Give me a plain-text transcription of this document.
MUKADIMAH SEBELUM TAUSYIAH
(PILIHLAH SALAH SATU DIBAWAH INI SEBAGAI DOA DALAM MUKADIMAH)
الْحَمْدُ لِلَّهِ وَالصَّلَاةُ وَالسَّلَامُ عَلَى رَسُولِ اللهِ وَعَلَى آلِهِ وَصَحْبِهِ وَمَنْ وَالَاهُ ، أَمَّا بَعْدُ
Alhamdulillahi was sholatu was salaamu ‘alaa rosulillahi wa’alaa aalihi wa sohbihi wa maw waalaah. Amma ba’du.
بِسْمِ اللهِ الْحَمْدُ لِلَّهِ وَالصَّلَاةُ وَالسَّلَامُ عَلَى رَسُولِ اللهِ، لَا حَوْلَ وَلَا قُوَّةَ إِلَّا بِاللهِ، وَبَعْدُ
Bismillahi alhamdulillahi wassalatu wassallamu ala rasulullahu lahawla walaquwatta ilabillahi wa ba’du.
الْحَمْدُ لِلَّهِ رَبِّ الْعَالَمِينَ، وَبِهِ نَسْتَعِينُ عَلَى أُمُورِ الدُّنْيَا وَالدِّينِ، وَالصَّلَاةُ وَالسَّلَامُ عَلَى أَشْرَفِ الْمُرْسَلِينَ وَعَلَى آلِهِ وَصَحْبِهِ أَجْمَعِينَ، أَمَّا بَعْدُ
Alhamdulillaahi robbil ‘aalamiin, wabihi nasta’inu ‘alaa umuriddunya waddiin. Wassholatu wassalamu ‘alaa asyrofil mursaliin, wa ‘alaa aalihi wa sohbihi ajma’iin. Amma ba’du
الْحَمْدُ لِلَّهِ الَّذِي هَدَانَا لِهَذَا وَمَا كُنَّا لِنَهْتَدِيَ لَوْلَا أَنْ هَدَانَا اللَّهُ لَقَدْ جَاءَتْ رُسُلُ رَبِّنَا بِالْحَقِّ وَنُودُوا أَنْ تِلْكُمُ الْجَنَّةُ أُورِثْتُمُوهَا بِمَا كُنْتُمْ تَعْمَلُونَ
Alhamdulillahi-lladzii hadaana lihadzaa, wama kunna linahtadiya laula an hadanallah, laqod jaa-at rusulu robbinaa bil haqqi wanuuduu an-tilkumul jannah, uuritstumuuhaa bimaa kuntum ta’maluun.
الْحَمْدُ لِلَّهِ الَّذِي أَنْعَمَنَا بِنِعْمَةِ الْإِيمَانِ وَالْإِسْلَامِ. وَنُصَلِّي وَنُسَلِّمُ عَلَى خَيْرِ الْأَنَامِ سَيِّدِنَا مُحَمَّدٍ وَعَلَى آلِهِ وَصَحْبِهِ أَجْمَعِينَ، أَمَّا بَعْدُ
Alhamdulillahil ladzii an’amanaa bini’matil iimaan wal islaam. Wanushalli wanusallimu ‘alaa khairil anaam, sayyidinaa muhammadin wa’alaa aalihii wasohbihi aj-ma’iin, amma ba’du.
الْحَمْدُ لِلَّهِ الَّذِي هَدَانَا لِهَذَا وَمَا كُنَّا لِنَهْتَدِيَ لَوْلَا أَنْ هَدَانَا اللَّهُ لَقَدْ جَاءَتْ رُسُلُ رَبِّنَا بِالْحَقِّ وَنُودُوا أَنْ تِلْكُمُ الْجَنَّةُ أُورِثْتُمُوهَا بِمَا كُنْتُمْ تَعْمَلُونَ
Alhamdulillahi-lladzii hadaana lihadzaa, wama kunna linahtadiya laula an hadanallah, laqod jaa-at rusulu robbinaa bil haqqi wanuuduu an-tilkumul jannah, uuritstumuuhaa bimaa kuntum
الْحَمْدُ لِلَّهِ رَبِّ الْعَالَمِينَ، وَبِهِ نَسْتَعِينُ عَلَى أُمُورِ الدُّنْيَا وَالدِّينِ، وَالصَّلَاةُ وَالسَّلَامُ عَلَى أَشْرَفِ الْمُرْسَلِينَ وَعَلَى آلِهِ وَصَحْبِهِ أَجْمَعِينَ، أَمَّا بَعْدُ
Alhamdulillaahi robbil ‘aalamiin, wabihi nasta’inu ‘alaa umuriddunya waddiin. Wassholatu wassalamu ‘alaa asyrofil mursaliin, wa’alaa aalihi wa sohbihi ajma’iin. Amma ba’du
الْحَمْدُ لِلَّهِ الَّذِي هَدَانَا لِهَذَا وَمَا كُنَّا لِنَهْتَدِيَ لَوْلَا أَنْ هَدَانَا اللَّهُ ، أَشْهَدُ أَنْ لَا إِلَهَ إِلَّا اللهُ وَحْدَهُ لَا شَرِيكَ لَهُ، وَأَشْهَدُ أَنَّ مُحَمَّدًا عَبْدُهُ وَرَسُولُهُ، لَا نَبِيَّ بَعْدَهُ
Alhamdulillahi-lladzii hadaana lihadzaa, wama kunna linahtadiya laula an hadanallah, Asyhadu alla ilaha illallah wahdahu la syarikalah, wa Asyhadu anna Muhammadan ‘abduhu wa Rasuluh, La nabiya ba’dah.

» WRITTEN EXERCISE:
All of the entries must be written out exactly as they stand.

» WRITTEN RESPONSE:
Give me a plain-text transcription of this document.
MUKADIMAH SEBELUM TAUSYIAH
(PILIHLAH SALAH SATU DIBAWAH INI SEBAGAI DOA DALAM MUKADIMAH)
الْحَمْدُ لِلَّهِ وَالصَّلَاةُ وَالسَّلَامُ عَلَى رَسُولِ اللهِ وَعَلَى آلِهِ وَصَحْبِهِ وَمَنْ وَالَاهُ ، أَمَّا بَعْدُ
Alhamdulillahi was sholatu was salaamu ‘alaa rosulillahi wa’alaa aalihi wa sohbihi wa maw waalaah. Amma ba’du.
بِسْمِ اللهِ الْحَمْدُ لِلَّهِ وَالصَّلَاةُ وَالسَّلَامُ عَلَى رَسُولِ اللهِ، لَا حَوْلَ وَلَا قُوَّةَ إِلَّا بِاللهِ، وَبَعْدُ
Bismillahi alhamdulillahi wassalatu wassallamu ala rasulullahu lahawla walaquwatta ilabillahi wa ba’du.
الْحَمْدُ لِلَّهِ رَبِّ الْعَالَمِينَ، وَبِهِ نَسْتَعِينُ عَلَى أُمُورِ الدُّنْيَا وَالدِّينِ، وَالصَّلَاةُ وَالسَّلَامُ عَلَى أَشْرَفِ الْمُرْسَلِينَ وَعَلَى آلِهِ وَصَحْبِهِ أَجْمَعِينَ، أَمَّا بَعْدُ
Alhamdulillaahi robbil ‘aalamiin, wabihi nasta’inu ‘alaa umuriddunya waddiin. Wassholatu wassalamu ‘alaa asyrofil mursaliin, wa ‘alaa aalihi wa sohbihi ajma’iin. Amma ba’du
الْحَمْدُ لِلَّهِ الَّذِي هَدَانَا لِهَذَا وَمَا كُنَّا لِنَهْتَدِيَ لَوْلَا أَنْ هَدَانَا اللَّهُ لَقَدْ جَاءَتْ رُسُلُ رَبِّنَا بِالْحَقِّ وَنُودُوا أَنْ تِلْكُمُ الْجَنَّةُ أُورِثْتُمُوهَا بِمَا كُنْتُمْ تَعْمَلُونَ
Alhamdulillahi-lladzii hadaana lihadzaa, wama kunna linahtadiya laula an hadanallah, laqod jaa-at rusulu robbinaa bil haqqi wanuuduu an-tilkumul jannah, uuritstumuuhaa bimaa kuntum ta’maluun.
الْحَمْدُ لِلَّهِ الَّذِي أَنْعَمَنَا بِنِعْمَةِ الْإِيمَانِ وَالْإِسْلَامِ. وَنُصَلِّي وَنُسَلِّمُ عَلَى خَيْرِ الْأَنَامِ سَيِّدِنَا مُحَمَّدٍ وَعَلَى آلِهِ وَصَحْبِهِ أَجْمَعِينَ، أَمَّا بَعْدُ
Alhamdulillahil ladzii an’amanaa bini’matil iimaan wal islaam. Wanushalli wanusallimu ‘alaa khairil anaam, sayyidinaa muhammadin wa’alaa aalihii wasohbihi aj-ma’iin, amma ba’du.
الْحَمْدُ لِلَّهِ الَّذِي هَدَانَا لِهَذَا وَمَا كُنَّا لِنَهْتَدِيَ لَوْلَا أَنْ هَدَانَا اللَّهُ لَقَدْ جَاءَتْ رُسُلُ رَبِّنَا بِالْحَقِّ وَنُودُوا أَنْ تِلْكُمُ الْجَنَّةُ أُورِثْتُمُوهَا بِمَا كُنْتُمْ تَعْمَلُونَ
Alhamdulillahi-lladzii hadaana lihadzaa, wama kunna linahtadiya laula an hadanallah, laqod jaa-at rusulu robbinaa bil haqqi wanuuduu an-tilkumul jannah, uuritstumuuhaa bimaa kuntum
الْحَمْدُ لِلَّهِ رَبِّ الْعَالَمِينَ، وَبِهِ نَسْتَعِينُ عَلَى أُمُورِ الدُّنْيَا وَالدِّينِ، وَالصَّلَاةُ وَالسَّلَامُ عَلَى أَشْرَفِ الْمُرْسَلِينَ وَعَلَى آلِهِ وَصَحْبِهِ أَجْمَعِينَ، أَمَّا بَعْدُ
Alhamdulillaahi robbil ‘aalamiin, wabihi nasta’inu ‘alaa umuriddunya waddiin. Wassholatu wassalamu ‘alaa asyrofil mursaliin, wa’alaa aalihi wa sohbihi ajma’iin. Amma ba’du
الْحَمْدُ لِلَّهِ الَّذِي هَدَانَا لِهَذَا وَمَا كُنَّا لِنَهْتَدِيَ لَوْلَا أَنْ هَدَانَا اللَّهُ ، أَشْهَدُ أَنْ لَا إِلَهَ إِلَّا اللهُ وَحْدَهُ لَا شَرِيكَ لَهُ، وَأَشْهَدُ أَنَّ مُحَمَّدًا عَبْدُهُ وَرَسُولُهُ، لَا نَبِيَّ بَعْدَهُ
Alhamdulillahi-lladzii hadaana lihadzaa, wama kunna linahtadiya laula an hadanallah, Asyhadu alla ilaha illallah wahdahu la syarikalah, wa Asyhadu anna Muhammadan ‘abduhu wa Rasuluh, La nabiya ba’dah.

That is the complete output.